-------- Working data
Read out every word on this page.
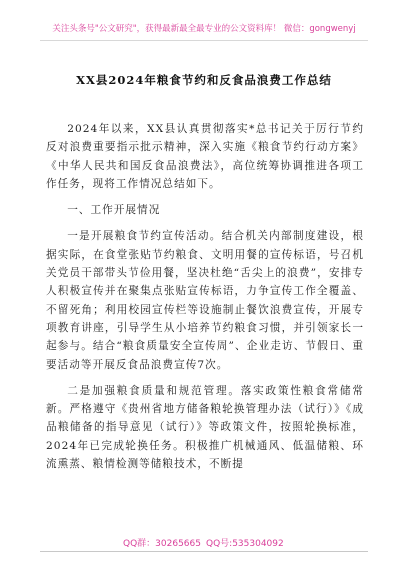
关注头条号"公文研究"，获得最新最全最专业的公文资料库！ 微信：gongwenyj
XX县2024年粮食节约和反食品浪费工作总结

2024年以来，XX县认真贯彻落实*总书记关于厉行节约反对浪费重要指示批示精神，深入实施《粮食节约行动方案》《中华人民共和国反食品浪费法》，高位统筹协调推进各项工作任务，现将工作情况总结如下。

一、工作开展情况

一是开展粮食节约宣传活动。结合机关内部制度建设，根据实际，在食堂张贴节约粮食、文明用餐的宣传标语，号召机关党员干部带头节俭用餐，坚决杜绝“舌尖上的浪费”，安排专人积极宣传并在聚集点张贴宣传标语，力争宣传工作全覆盖、不留死角；利用校园宣传栏等设施制止餐饮浪费宣传，开展专项教育讲座，引导学生从小培养节约粮食习惯，并引领家长一起参与。结合“粮食质量安全宣传周”、企业走访、节假日、重要活动等开展反食品浪费宣传7次。

二是加强粮食质量和规范管理。落实政策性粮食常储常新。严格遵守《贵州省地方储备粮轮换管理办法（试行）》《成品粮储备的指导意见（试行）》等政策文件，按照轮换标准，2024年已完成轮换任务。积极推广机械通风、低温储粮、环流熏蒸、粮情检测等储粮技术，不断提

QQ群：30265665 QQ号:535304092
----------------
--- Given task ---
From the material above, reproduce everything verbatim except the pictures.

--- The solution ---
Read out every word on this page.
关注头条号"公文研究"，获得最新最全最专业的公文资料库！ 微信：gongwenyj
XX县2024年粮食节约和反食品浪费工作总结

2024年以来，XX县认真贯彻落实*总书记关于厉行节约反对浪费重要指示批示精神，深入实施《粮食节约行动方案》《中华人民共和国反食品浪费法》，高位统筹协调推进各项工作任务，现将工作情况总结如下。

一、工作开展情况

一是开展粮食节约宣传活动。结合机关内部制度建设，根据实际，在食堂张贴节约粮食、文明用餐的宣传标语，号召机关党员干部带头节俭用餐，坚决杜绝“舌尖上的浪费”，安排专人积极宣传并在聚集点张贴宣传标语，力争宣传工作全覆盖、不留死角；利用校园宣传栏等设施制止餐饮浪费宣传，开展专项教育讲座，引导学生从小培养节约粮食习惯，并引领家长一起参与。结合“粮食质量安全宣传周”、企业走访、节假日、重要活动等开展反食品浪费宣传7次。

二是加强粮食质量和规范管理。落实政策性粮食常储常新。严格遵守《贵州省地方储备粮轮换管理办法（试行）》《成品粮储备的指导意见（试行）》等政策文件，按照轮换标准，2024年已完成轮换任务。积极推广机械通风、低温储粮、环流熏蒸、粮情检测等储粮技术，不断提

QQ群：30265665 QQ号:535304092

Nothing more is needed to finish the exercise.